= EXERCISE REQUIREMENTS =
Which lines in the records below contain the word "calculates"? Copy each of them.
>>>
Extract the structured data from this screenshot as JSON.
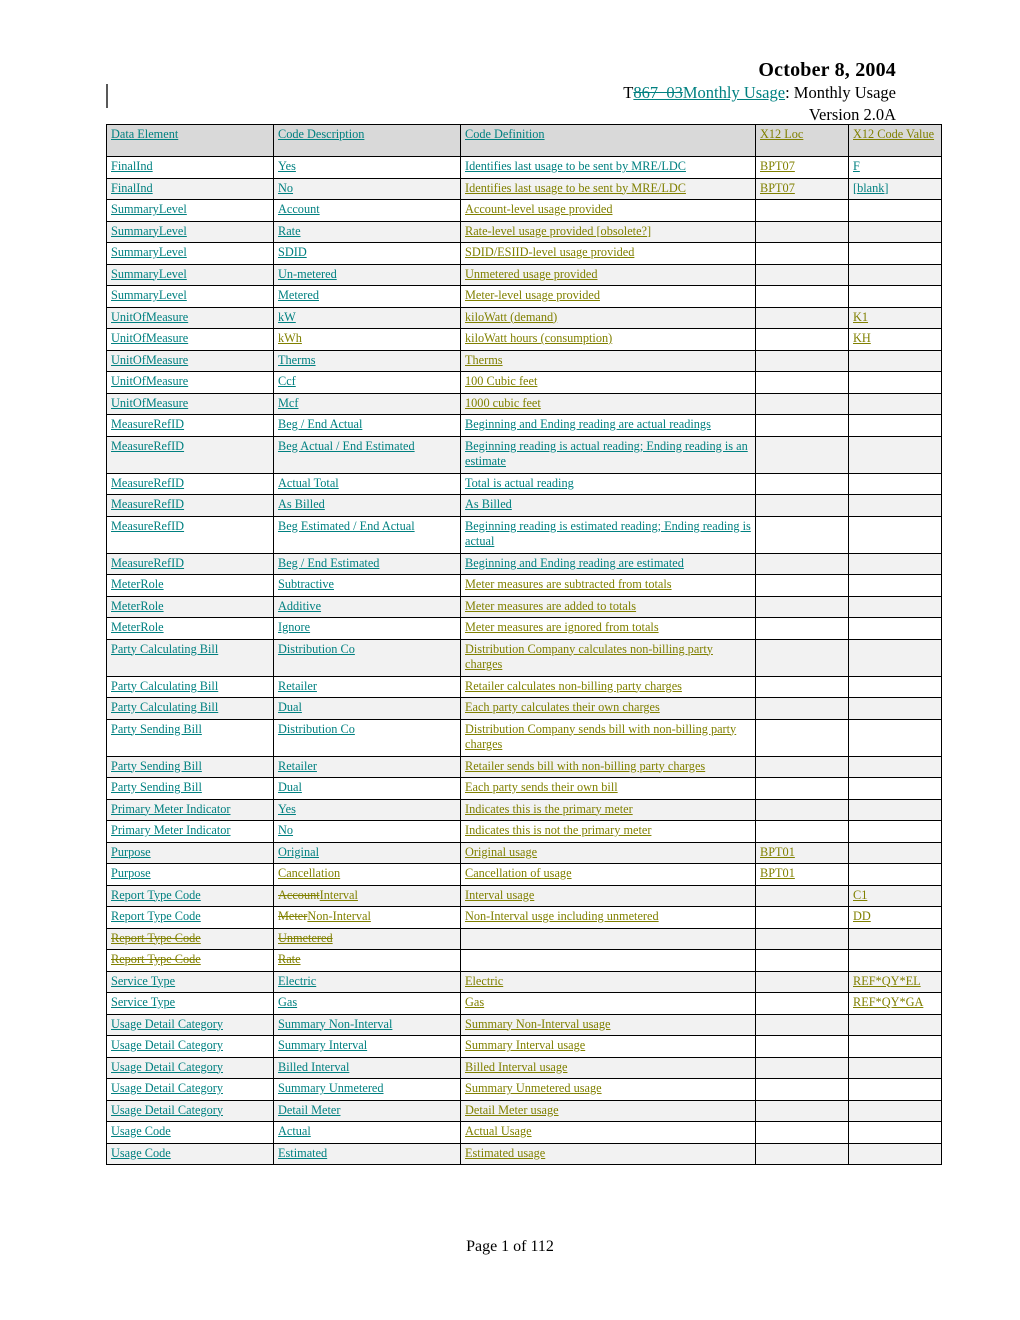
{
  "header": {
    "date": "October 8, 2004",
    "subtitle_prefix": "T",
    "subtitle_struck": "867_03",
    "subtitle_inserted": "Monthly Usage",
    "subtitle_suffix": ": Monthly Usage",
    "version": "Version 2.0A"
  },
  "colors": {
    "teal": "#008080",
    "olive": "#808000",
    "header_fill": "#d9d9d9",
    "row_shade": "#f2f2f2",
    "border": "#000000",
    "change_bar": "#595959"
  },
  "table": {
    "columns": [
      "Data Element",
      "Code Description",
      "Code Definition",
      "X12 Loc",
      "X12 Code Value"
    ],
    "rows": [
      {
        "c1": "FinalInd",
        "c2": "Yes",
        "c3": "Identifies last usage to be sent by MRE/LDC",
        "c4": "BPT07",
        "c5": "F"
      },
      {
        "c1": "FinalInd",
        "c2": "No",
        "c3": "Identifies last usage to be sent by MRE/LDC",
        "c4": "BPT07",
        "c5": "[blank]"
      },
      {
        "c1": "SummaryLevel",
        "c2": "Account",
        "c3": "Account-level usage provided",
        "c4": "",
        "c5": ""
      },
      {
        "c1": "SummaryLevel",
        "c2": "Rate",
        "c3": "Rate-level usage provided [obsolete?]",
        "c4": "",
        "c5": ""
      },
      {
        "c1": "SummaryLevel",
        "c2": "SDID",
        "c3": "SDID/ESIID-level usage provided",
        "c4": "",
        "c5": ""
      },
      {
        "c1": "SummaryLevel",
        "c2": "Un-metered",
        "c3": "Unmetered usage provided",
        "c4": "",
        "c5": ""
      },
      {
        "c1": "SummaryLevel",
        "c2": "Metered",
        "c3": "Meter-level usage provided",
        "c4": "",
        "c5": ""
      },
      {
        "c1": "UnitOfMeasure",
        "c2": "kW",
        "c3": "kiloWatt (demand)",
        "c4": "",
        "c5": "K1"
      },
      {
        "c1": "UnitOfMeasure",
        "c2": "kWh",
        "c3": "kiloWatt hours (consumption)",
        "c4": "",
        "c5": "KH"
      },
      {
        "c1": "UnitOfMeasure",
        "c2": "Therms",
        "c3": "Therms",
        "c4": "",
        "c5": ""
      },
      {
        "c1": "UnitOfMeasure",
        "c2": "Ccf",
        "c3": "100 Cubic feet",
        "c4": "",
        "c5": ""
      },
      {
        "c1": "UnitOfMeasure",
        "c2": "Mcf",
        "c3": "1000 cubic feet",
        "c4": "",
        "c5": ""
      },
      {
        "c1": "MeasureRefID",
        "c2": "Beg / End Actual",
        "c3": "Beginning and Ending reading are actual readings",
        "c4": "",
        "c5": ""
      },
      {
        "c1": "MeasureRefID",
        "c2": "Beg Actual / End Estimated",
        "c3": "Beginning reading is actual reading; Ending reading is an estimate",
        "c4": "",
        "c5": ""
      },
      {
        "c1": "MeasureRefID",
        "c2": "Actual Total",
        "c3": "Total is actual reading",
        "c4": "",
        "c5": ""
      },
      {
        "c1": "MeasureRefID",
        "c2": "As Billed",
        "c3": "As Billed",
        "c4": "",
        "c5": ""
      },
      {
        "c1": "MeasureRefID",
        "c2": "Beg Estimated / End Actual",
        "c3": "Beginning reading is estimated reading; Ending reading is actual",
        "c4": "",
        "c5": ""
      },
      {
        "c1": "MeasureRefID",
        "c2": "Beg / End Estimated",
        "c3": "Beginning and Ending reading are estimated",
        "c4": "",
        "c5": ""
      },
      {
        "c1": "MeterRole",
        "c2": "Subtractive",
        "c3": "Meter measures are subtracted from totals",
        "c4": "",
        "c5": ""
      },
      {
        "c1": "MeterRole",
        "c2": "Additive",
        "c3": "Meter measures are added to totals",
        "c4": "",
        "c5": ""
      },
      {
        "c1": "MeterRole",
        "c2": "Ignore",
        "c3": "Meter measures are ignored from totals",
        "c4": "",
        "c5": ""
      },
      {
        "c1": "Party Calculating Bill",
        "c2": "Distribution Co",
        "c3": "Distribution Company calculates non-billing party charges",
        "c4": "",
        "c5": ""
      },
      {
        "c1": "Party Calculating Bill",
        "c2": "Retailer",
        "c3": "Retailer calculates non-billing party charges",
        "c4": "",
        "c5": ""
      },
      {
        "c1": "Party Calculating Bill",
        "c2": "Dual",
        "c3": "Each party calculates their own charges",
        "c4": "",
        "c5": ""
      },
      {
        "c1": "Party Sending Bill",
        "c2": "Distribution Co",
        "c3": "Distribution Company sends bill with non-billing party charges",
        "c4": "",
        "c5": ""
      },
      {
        "c1": "Party Sending Bill",
        "c2": "Retailer",
        "c3": "Retailer sends bill with non-billing party charges",
        "c4": "",
        "c5": ""
      },
      {
        "c1": "Party Sending Bill",
        "c2": "Dual",
        "c3": "Each party sends their own bill",
        "c4": "",
        "c5": ""
      },
      {
        "c1": "Primary Meter Indicator",
        "c2": "Yes",
        "c3": "Indicates this is the primary meter",
        "c4": "",
        "c5": ""
      },
      {
        "c1": "Primary Meter Indicator",
        "c2": "No",
        "c3": "Indicates this is not the primary meter",
        "c4": "",
        "c5": ""
      },
      {
        "c1": "Purpose",
        "c2": "Original",
        "c3": "Original usage",
        "c4": "BPT01",
        "c5": ""
      },
      {
        "c1": "Purpose",
        "c2": "Cancellation",
        "c3": "Cancellation of usage",
        "c4": "BPT01",
        "c5": ""
      },
      {
        "c1": "Report Type Code",
        "c2_struck": "Account",
        "c2": "Interval",
        "c3": "Interval usage",
        "c4": "",
        "c5": "C1"
      },
      {
        "c1": "Report Type Code",
        "c2_struck": "Meter",
        "c2": "Non-Interval",
        "c3": "Non-Interval usge including unmetered",
        "c4": "",
        "c5": "DD"
      },
      {
        "c1_struck": "Report Type Code",
        "c2_struck": " Unmetered",
        "c3": "",
        "c4": "",
        "c5": "",
        "variant": "odd-width deleted row"
      },
      {
        "c1_struck": "Report Type Code",
        "c2_struck": " Rate",
        "c3": "",
        "c4": "",
        "c5": "",
        "variant": "odd-width deleted row"
      },
      {
        "c1": "Service Type",
        "c2": "Electric",
        "c3": "Electric",
        "c4": "",
        "c5": "REF*QY*EL"
      },
      {
        "c1": "Service Type",
        "c2": "Gas",
        "c3": "Gas",
        "c4": "",
        "c5": "REF*QY*GA"
      },
      {
        "c1": "Usage Detail Category",
        "c2": "Summary Non-Interval",
        "c3": "Summary Non-Interval usage",
        "c4": "",
        "c5": ""
      },
      {
        "c1": "Usage Detail Category",
        "c2": "Summary Interval",
        "c3": "Summary Interval usage",
        "c4": "",
        "c5": ""
      },
      {
        "c1": "Usage Detail Category",
        "c2": "Billed Interval",
        "c3": "Billed Interval usage",
        "c4": "",
        "c5": ""
      },
      {
        "c1": "Usage Detail Category",
        "c2": "Summary Unmetered",
        "c3": "Summary Unmetered usage",
        "c4": "",
        "c5": ""
      },
      {
        "c1": "Usage Detail Category",
        "c2": "Detail Meter",
        "c3": "Detail Meter usage",
        "c4": "",
        "c5": ""
      },
      {
        "c1": "Usage Code",
        "c2": "Actual",
        "c3": "Actual Usage",
        "c4": "",
        "c5": ""
      },
      {
        "c1": "Usage Code",
        "c2": "Estimated",
        "c3": "Estimated usage",
        "c4": "",
        "c5": ""
      }
    ]
  },
  "footer": {
    "page_label": "Page 1 of 112"
  }
}
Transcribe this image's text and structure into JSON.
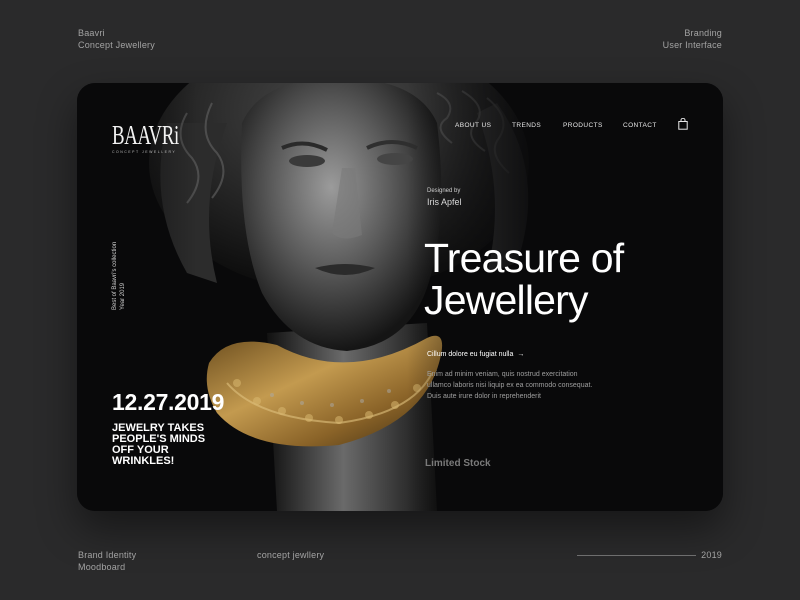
{
  "meta": {
    "top_left": [
      "Baavri",
      "Concept Jewellery"
    ],
    "top_right": [
      "Branding",
      "User Interface"
    ],
    "bottom_left": [
      "Brand Identity",
      "Moodboard"
    ],
    "bottom_center": "concept jewllery",
    "bottom_right": "2019"
  },
  "brand": {
    "logo": "BAAVRi",
    "logo_sub": "CONCEPT JEWELLERY"
  },
  "nav": {
    "items": [
      "ABOUT US",
      "TRENDS",
      "PRODUCTS",
      "CONTACT"
    ],
    "cart_icon": "shopping-bag-icon"
  },
  "side_note": [
    "Best of Baavri's collection",
    "Year 2019"
  ],
  "hero": {
    "date": "12.27.2019",
    "tagline": [
      "JEWELRY TAKES",
      "PEOPLE'S MINDS",
      "OFF YOUR",
      "WRINKLES!"
    ],
    "designed_label": "Designed by",
    "designer": "Iris Apfel",
    "headline": [
      "Treasure of",
      "Jewellery"
    ],
    "cta": "Cillum dolore eu fugiat nulla",
    "cta_icon": "arrow-right-icon",
    "body": [
      "Enim ad minim veniam, quis nostrud exercitation",
      "ullamco laboris nisi liquip ex ea commodo consequat.",
      "Duis aute irure dolor in reprehenderit"
    ],
    "stock": "Limited Stock"
  },
  "colors": {
    "page_bg": "#2a2a2b",
    "card_bg": "#09090a",
    "gold": "#b08a45"
  }
}
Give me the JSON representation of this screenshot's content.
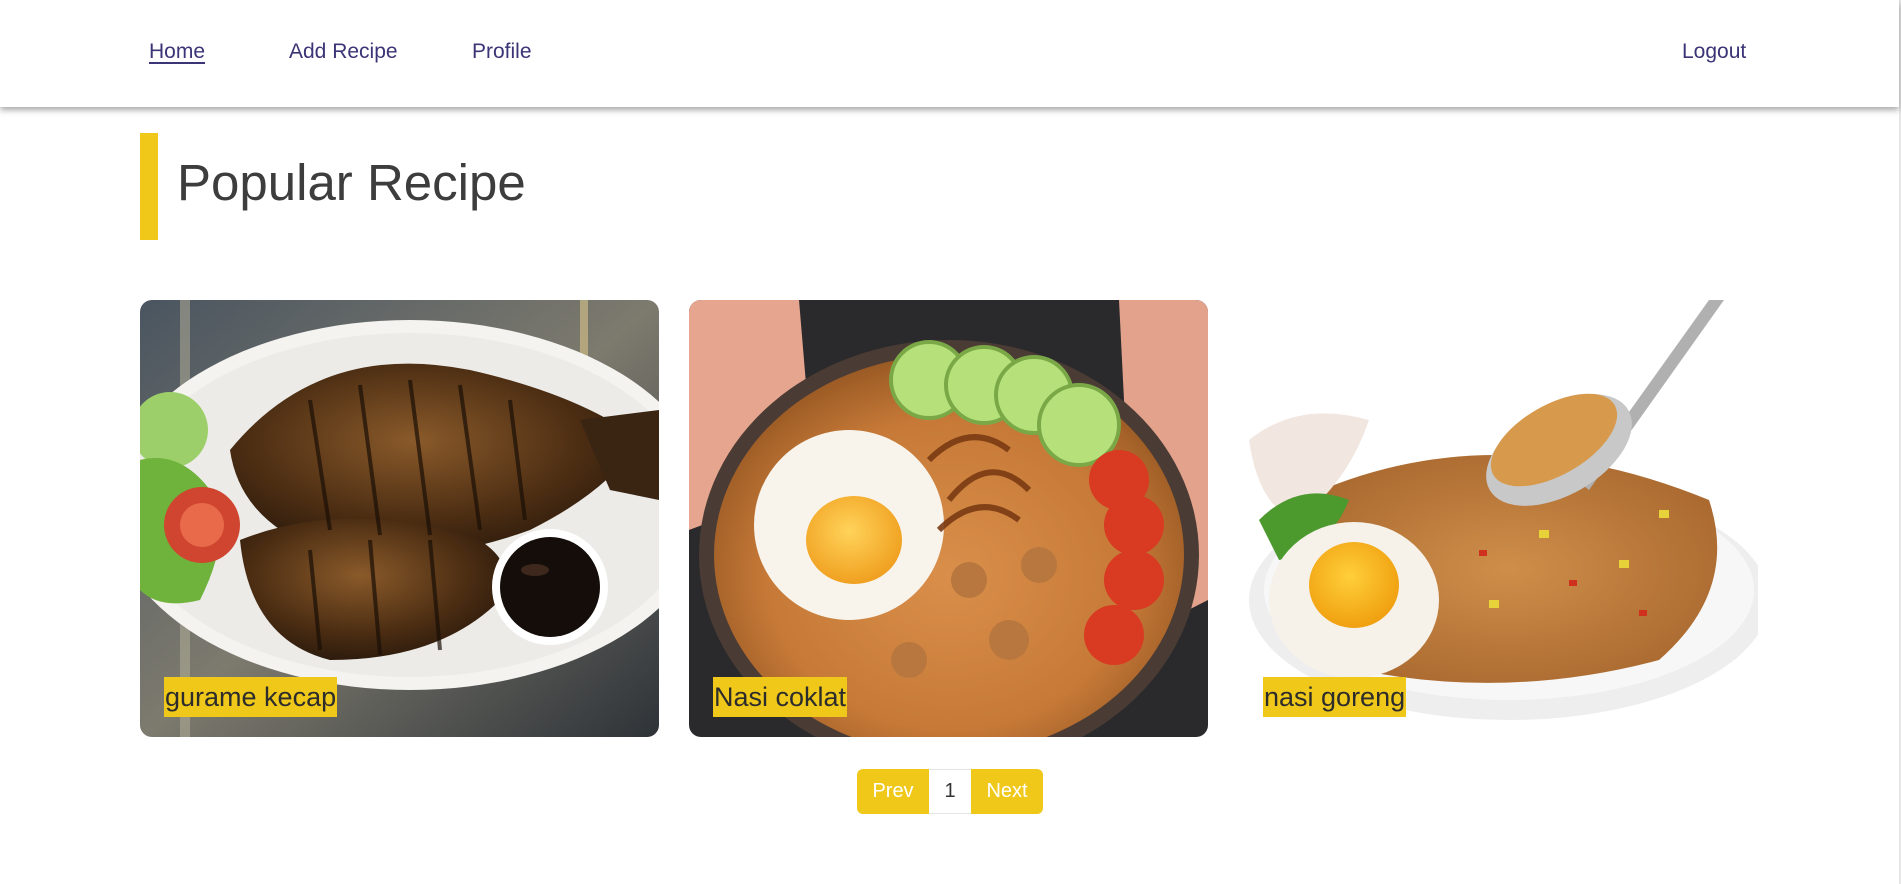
{
  "nav": {
    "home": "Home",
    "add_recipe": "Add Recipe",
    "profile": "Profile",
    "logout": "Logout"
  },
  "page": {
    "title": "Popular Recipe"
  },
  "recipes": [
    {
      "name": "gurame kecap",
      "image": "grilled-fish-image"
    },
    {
      "name": "Nasi coklat",
      "image": "fried-rice-with-egg-image"
    },
    {
      "name": "nasi goreng",
      "image": "nasi-goreng-plate-image"
    }
  ],
  "pagination": {
    "prev": "Prev",
    "current_page": "1",
    "next": "Next"
  },
  "colors": {
    "accent": "#f0c81a",
    "nav_text": "#3b3476",
    "title_text": "#3d3d3d"
  }
}
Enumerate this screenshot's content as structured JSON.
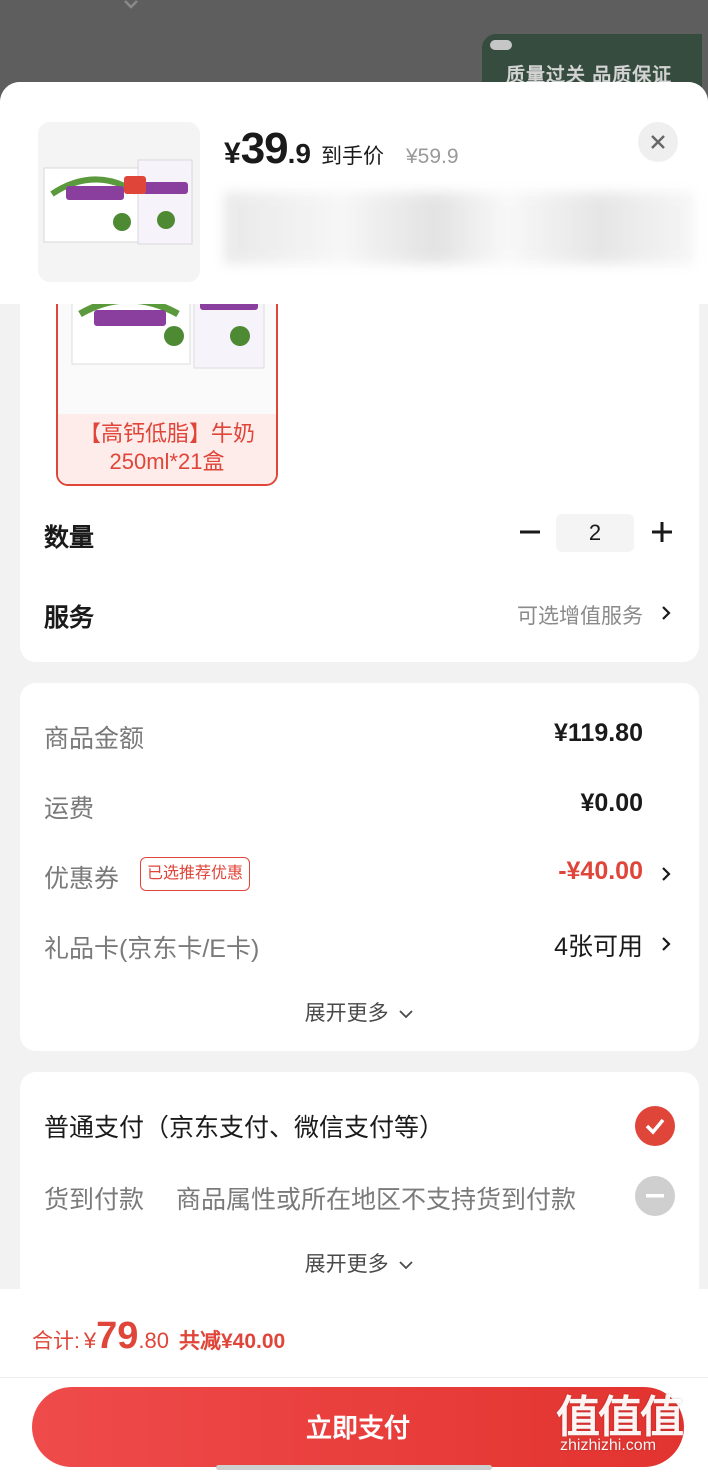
{
  "backdrop": {
    "badge_text": "质量过关 品质保证"
  },
  "header": {
    "price_yen": "¥",
    "price_int": "39",
    "price_dec": ".9",
    "price_label": "到手价",
    "original_price": "¥59.9"
  },
  "spec": {
    "sku_label": "【高钙低脂】牛奶250ml*21盒",
    "quantity_label": "数量",
    "quantity_value": "2",
    "service_label": "服务",
    "service_value": "可选增值服务"
  },
  "amounts": {
    "items": [
      {
        "label": "商品金额",
        "value": "¥119.80"
      },
      {
        "label": "运费",
        "value": "¥0.00"
      },
      {
        "label": "优惠券",
        "value": "-¥40.00",
        "tag": "已选推荐优惠"
      },
      {
        "label": "礼品卡(京东卡/E卡)",
        "value": "4张可用"
      }
    ],
    "expand_more": "展开更多"
  },
  "payment": {
    "standard": "普通支付（京东支付、微信支付等）",
    "cod_label": "货到付款",
    "cod_note": "商品属性或所在地区不支持货到付款",
    "expand_more": "展开更多"
  },
  "footer": {
    "total_label": "合计:",
    "total_yen": "¥",
    "total_int": "79",
    "total_dec": ".80",
    "total_save": "共减¥40.00",
    "pay_button": "立即支付"
  },
  "watermark": {
    "logo": "值值值",
    "url": "zhizhizhi.com"
  },
  "colors": {
    "accent": "#e0453a",
    "text": "#1a1a1a",
    "muted": "#7a7a7a",
    "background": "#f2f2f2"
  },
  "icons": [
    "close-icon",
    "minus-icon",
    "plus-icon",
    "chevron-right-icon",
    "chevron-down-icon",
    "check-icon",
    "disabled-icon"
  ]
}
<<<
= WRITTEN SOLUTION =
        "c3": "Distribution Company calculates non-billing party charges",
        "c3": "Retailer calculates non-billing party charges",
        "c3": "Each party calculates their own charges",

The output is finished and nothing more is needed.